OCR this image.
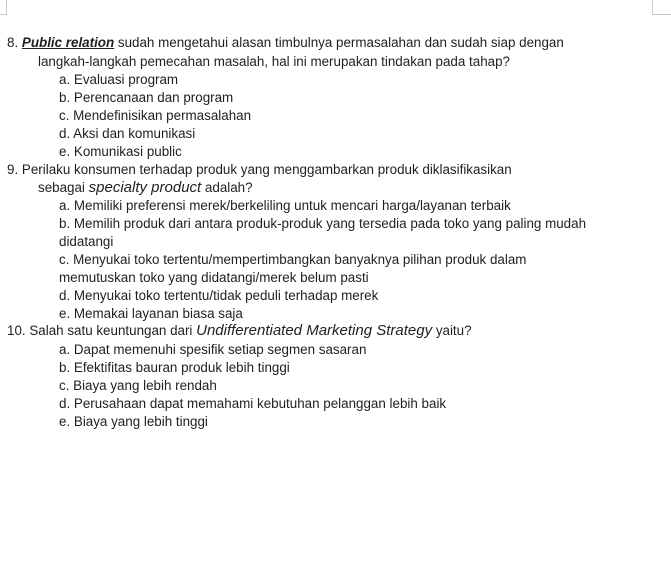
8. Public relation sudah mengetahui alasan timbulnya permasalahan dan sudah siap dengan
langkah-langkah pemecahan masalah, hal ini merupakan tindakan pada tahap?
a. Evaluasi program
b. Perencanaan dan program
c. Mendefinisikan permasalahan
d. Aksi dan komunikasi
e. Komunikasi public
9. Perilaku konsumen terhadap produk yang menggambarkan produk diklasifikasikan
sebagai specialty product adalah?
a. Memiliki preferensi merek/berkeliling untuk mencari harga/layanan terbaik
b. Memilih produk dari antara produk-produk yang tersedia pada toko yang paling mudah
didatangi
c. Menyukai toko tertentu/mempertimbangkan banyaknya pilihan produk dalam
memutuskan toko yang didatangi/merek belum pasti
d. Menyukai toko tertentu/tidak peduli terhadap merek
e. Memakai layanan biasa saja
10. Salah satu keuntungan dari Undifferentiated Marketing Strategy yaitu?
a. Dapat memenuhi spesifik setiap segmen sasaran
b. Efektifitas bauran produk lebih tinggi
c. Biaya yang lebih rendah
d. Perusahaan dapat memahami kebutuhan pelanggan lebih baik
e. Biaya yang lebih tinggi
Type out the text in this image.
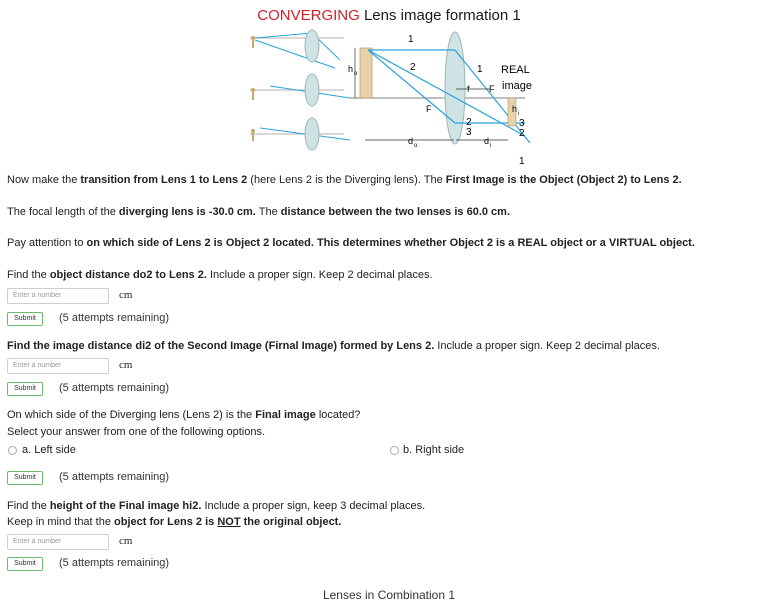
CONVERGING Lens image formation 1
1
2	1
2
3
3
2
1
h o
h i
d o	d i
f
F
F
REAL
image
Now make the transition from Lens 1 to Lens 2 (here Lens 2 is the Diverging lens). The First Image is the Object (Object 2) to Lens 2.
The focal length of the diverging lens is -30.0 cm. The distance between the two lenses is 60.0 cm.
Pay attention to on which side of Lens 2 is Object 2 located. This determines whether Object 2 is a REAL object or a VIRTUAL object.
Find the object distance do2 to Lens 2. Include a proper sign. Keep 2 decimal places.
Enter a number	cm
Submit	(5 attempts remaining)
Find the image distance di2 of the Second Image (Firnal Image) formed by Lens 2. Include a proper sign. Keep 2 decimal places.
Enter a number	cm
Submit	(5 attempts remaining)
On which side of the Diverging lens (Lens 2) is the Final image located?
Select your answer from one of the following options.
a. Left side	b. Right side
Submit	(5 attempts remaining)
Find the height of the Final image hi2. Include a proper sign, keep 3 decimal places.
Keep in mind that the object for Lens 2 is NOT the original object.
Enter a number	cm
Submit	(5 attempts remaining)
Lenses in Combination 1
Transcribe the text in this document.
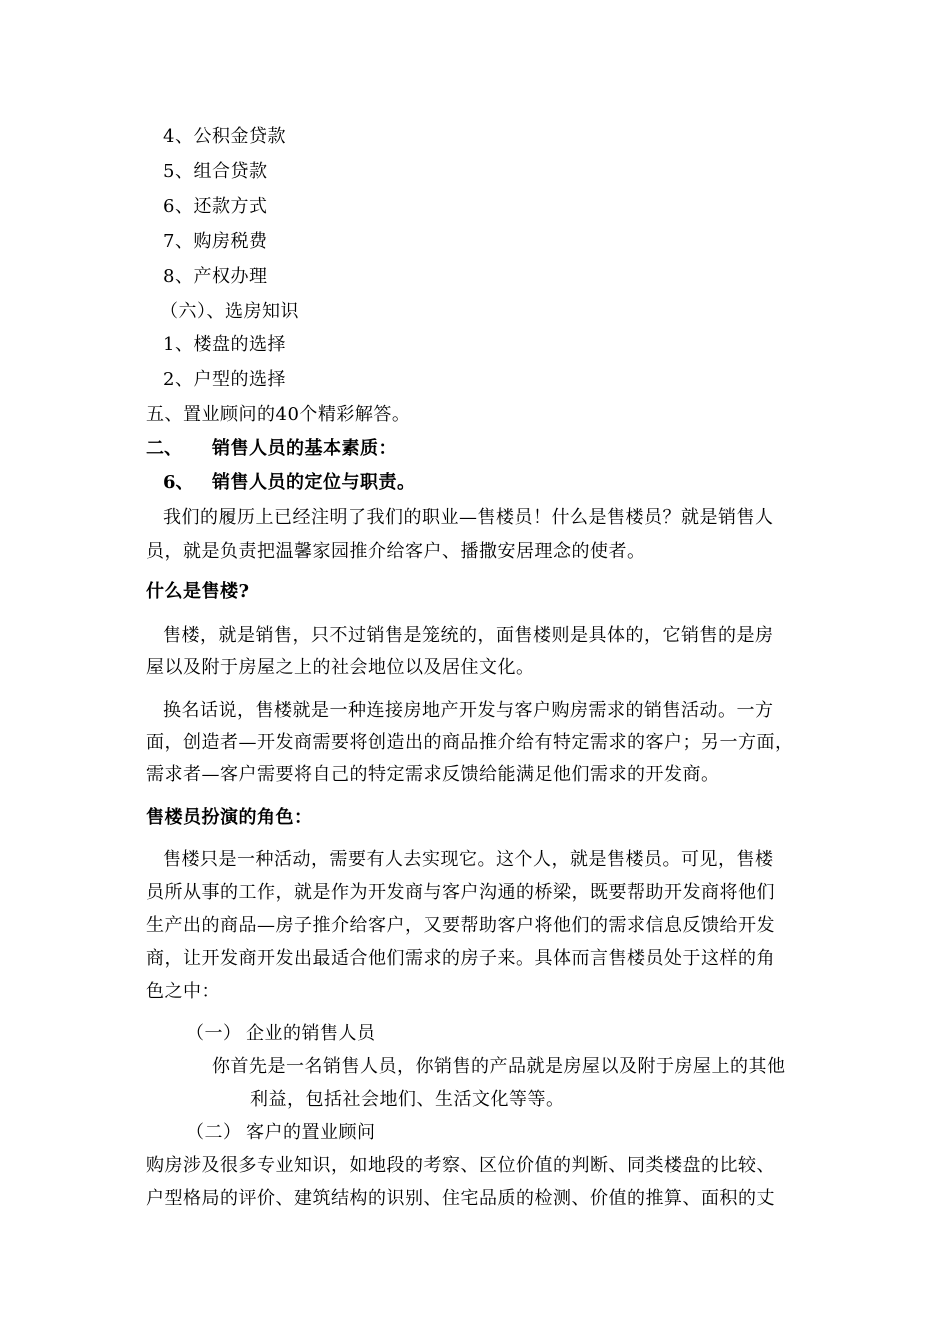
4、公积金贷款
5、组合贷款
6、还款方式
7、购房税费
8、产权办理
（六）、选房知识
1、楼盘的选择
2、户型的选择
五、置业顾问的40个精彩解答。
二、 销售人员的基本素质：
6、 销售人员的定位与职责。
我们的履历上已经注明了我们的职业—售楼员！什么是售楼员？就是销售人
员，就是负责把温馨家园推介给客户、播撒安居理念的使者。
什么是售楼?
售楼，就是销售，只不过销售是笼统的，面售楼则是具体的，它销售的是房
屋以及附于房屋之上的社会地位以及居住文化。
换名话说，售楼就是一种连接房地产开发与客户购房需求的销售活动。一方
面，创造者—开发商需要将创造出的商品推介给有特定需求的客户；另一方面，
需求者—客户需要将自己的特定需求反馈给能满足他们需求的开发商。
售楼员扮演的角色：
售楼只是一种活动，需要有人去实现它。这个人，就是售楼员。可见，售楼
员所从事的工作，就是作为开发商与客户沟通的桥梁，既要帮助开发商将他们
生产出的商品—房子推介给客户，又要帮助客户将他们的需求信息反馈给开发
商，让开发商开发出最适合他们需求的房子来。具体而言售楼员处于这样的角
色之中：
（一） 企业的销售人员
你首先是一名销售人员，你销售的产品就是房屋以及附于房屋上的其他
利益，包括社会地们、生活文化等等。
（二） 客户的置业顾问
购房涉及很多专业知识，如地段的考察、区位价值的判断、同类楼盘的比较、
户型格局的评价、建筑结构的识别、住宅品质的检测、价值的推算、面积的丈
---
- _Directive_:
Output the full set of records above without changing a word, and drop the images.

- _Answer to the problem_:
OCR this image.
8. Public relation sudah mengetahui alasan timbulnya permasalahan dan sudah siap dengan
langkah-langkah pemecahan masalah, hal ini merupakan tindakan pada tahap?
a. Evaluasi program
b. Perencanaan dan program
c. Mendefinisikan permasalahan
d. Aksi dan komunikasi
e. Komunikasi public
9. Perilaku konsumen terhadap produk yang menggambarkan produk diklasifikasikan
sebagai specialty product adalah?
a. Memiliki preferensi merek/berkeliling untuk mencari harga/layanan terbaik
b. Memilih produk dari antara produk-produk yang tersedia pada toko yang paling mudah
didatangi
c. Menyukai toko tertentu/mempertimbangkan banyaknya pilihan produk dalam
memutuskan toko yang didatangi/merek belum pasti
d. Menyukai toko tertentu/tidak peduli terhadap merek
e. Memakai layanan biasa saja
10. Salah satu keuntungan dari Undifferentiated Marketing Strategy yaitu?
a. Dapat memenuhi spesifik setiap segmen sasaran
b. Efektifitas bauran produk lebih tinggi
c. Biaya yang lebih rendah
d. Perusahaan dapat memahami kebutuhan pelanggan lebih baik
e. Biaya yang lebih tinggi
Type out the text in this image.
CONVERGING Lens image formation 1
1
2	1
2
3
3
2
1
h o
h i
d o	d i
f
F
F
REAL
image
Now make the transition from Lens 1 to Lens 2 (here Lens 2 is the Diverging lens). The First Image is the Object (Object 2) to Lens 2.
The focal length of the diverging lens is -30.0 cm. The distance between the two lenses is 60.0 cm.
Pay attention to on which side of Lens 2 is Object 2 located. This determines whether Object 2 is a REAL object or a VIRTUAL object.
Find the object distance do2 to Lens 2. Include a proper sign. Keep 2 decimal places.
Enter a number	cm
Submit	(5 attempts remaining)
Find the image distance di2 of the Second Image (Firnal Image) formed by Lens 2. Include a proper sign. Keep 2 decimal places.
Enter a number	cm
Submit	(5 attempts remaining)
On which side of the Diverging lens (Lens 2) is the Final image located?
Select your answer from one of the following options.
a. Left side	b. Right side
Submit	(5 attempts remaining)
Find the height of the Final image hi2. Include a proper sign, keep 3 decimal places.
Keep in mind that the object for Lens 2 is NOT the original object.
Enter a number	cm
Submit	(5 attempts remaining)
Lenses in Combination 1
Transcribe the text in this document.
4、公积金贷款
5、组合贷款
6、还款方式
7、购房税费
8、产权办理
（六）、选房知识
1、楼盘的选择
2、户型的选择
五、置业顾问的40个精彩解答。
二、 销售人员的基本素质：
6、 销售人员的定位与职责。
我们的履历上已经注明了我们的职业—售楼员！什么是售楼员？就是销售人
员，就是负责把温馨家园推介给客户、播撒安居理念的使者。
什么是售楼?
售楼，就是销售，只不过销售是笼统的，面售楼则是具体的，它销售的是房
屋以及附于房屋之上的社会地位以及居住文化。
换名话说，售楼就是一种连接房地产开发与客户购房需求的销售活动。一方
面，创造者—开发商需要将创造出的商品推介给有特定需求的客户；另一方面，
需求者—客户需要将自己的特定需求反馈给能满足他们需求的开发商。
售楼员扮演的角色：
售楼只是一种活动，需要有人去实现它。这个人，就是售楼员。可见，售楼
员所从事的工作，就是作为开发商与客户沟通的桥梁，既要帮助开发商将他们
生产出的商品—房子推介给客户，又要帮助客户将他们的需求信息反馈给开发
商，让开发商开发出最适合他们需求的房子来。具体而言售楼员处于这样的角
色之中：
（一） 企业的销售人员
你首先是一名销售人员，你销售的产品就是房屋以及附于房屋上的其他
利益，包括社会地们、生活文化等等。
（二） 客户的置业顾问
购房涉及很多专业知识，如地段的考察、区位价值的判断、同类楼盘的比较、
户型格局的评价、建筑结构的识别、住宅品质的检测、价值的推算、面积的丈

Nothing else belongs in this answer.